- **Exercise instructions**
Go through the lines below. Copy those with "Лара".

BEGIN Provided data

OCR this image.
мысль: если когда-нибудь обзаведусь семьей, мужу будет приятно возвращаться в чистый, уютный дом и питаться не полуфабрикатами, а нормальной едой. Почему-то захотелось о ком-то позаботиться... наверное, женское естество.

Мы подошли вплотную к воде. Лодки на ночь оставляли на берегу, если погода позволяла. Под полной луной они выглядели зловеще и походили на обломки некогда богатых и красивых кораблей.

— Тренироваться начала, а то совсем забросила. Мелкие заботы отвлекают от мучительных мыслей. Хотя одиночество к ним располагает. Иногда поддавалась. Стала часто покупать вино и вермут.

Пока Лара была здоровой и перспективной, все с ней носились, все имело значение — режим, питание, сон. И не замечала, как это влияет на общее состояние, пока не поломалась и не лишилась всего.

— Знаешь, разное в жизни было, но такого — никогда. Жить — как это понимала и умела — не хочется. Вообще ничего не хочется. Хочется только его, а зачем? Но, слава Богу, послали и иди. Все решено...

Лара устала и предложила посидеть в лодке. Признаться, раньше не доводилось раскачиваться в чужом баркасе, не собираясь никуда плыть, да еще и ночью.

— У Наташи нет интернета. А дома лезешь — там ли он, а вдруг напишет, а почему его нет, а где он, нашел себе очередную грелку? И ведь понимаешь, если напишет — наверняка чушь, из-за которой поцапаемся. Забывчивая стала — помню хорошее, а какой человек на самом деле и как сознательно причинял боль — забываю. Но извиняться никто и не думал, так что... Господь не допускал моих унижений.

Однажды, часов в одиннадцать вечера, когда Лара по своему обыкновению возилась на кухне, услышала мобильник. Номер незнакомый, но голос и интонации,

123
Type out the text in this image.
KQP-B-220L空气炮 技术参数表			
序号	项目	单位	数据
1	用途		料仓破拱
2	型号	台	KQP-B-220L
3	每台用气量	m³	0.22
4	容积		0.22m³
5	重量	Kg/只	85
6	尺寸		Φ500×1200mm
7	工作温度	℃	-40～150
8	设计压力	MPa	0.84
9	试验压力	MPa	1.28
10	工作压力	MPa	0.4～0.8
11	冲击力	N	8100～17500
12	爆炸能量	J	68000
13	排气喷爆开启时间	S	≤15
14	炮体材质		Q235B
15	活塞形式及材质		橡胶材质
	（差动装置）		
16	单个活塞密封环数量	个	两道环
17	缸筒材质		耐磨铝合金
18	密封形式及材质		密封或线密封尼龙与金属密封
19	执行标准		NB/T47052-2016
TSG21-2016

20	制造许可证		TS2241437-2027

END Provided data

- **Response for this exercise**
Пока Лара была здоровой и перспективной, все с ней носились, все имело значение — режим, питание, сон. И не замечала, как это влияет на общее состояние, пока не поломалась и не лишилась всего.
Лара устала и предложила посидеть в лодке. Признаться, раньше не доводилось раскачиваться в чужом баркасе, не собираясь никуда плыть, да еще и ночью.
Однажды, часов в одиннадцать вечера, когда Лара по своему обыкновению возилась на кухне, услышала мобильник. Номер незнакомый, но голос и интонации,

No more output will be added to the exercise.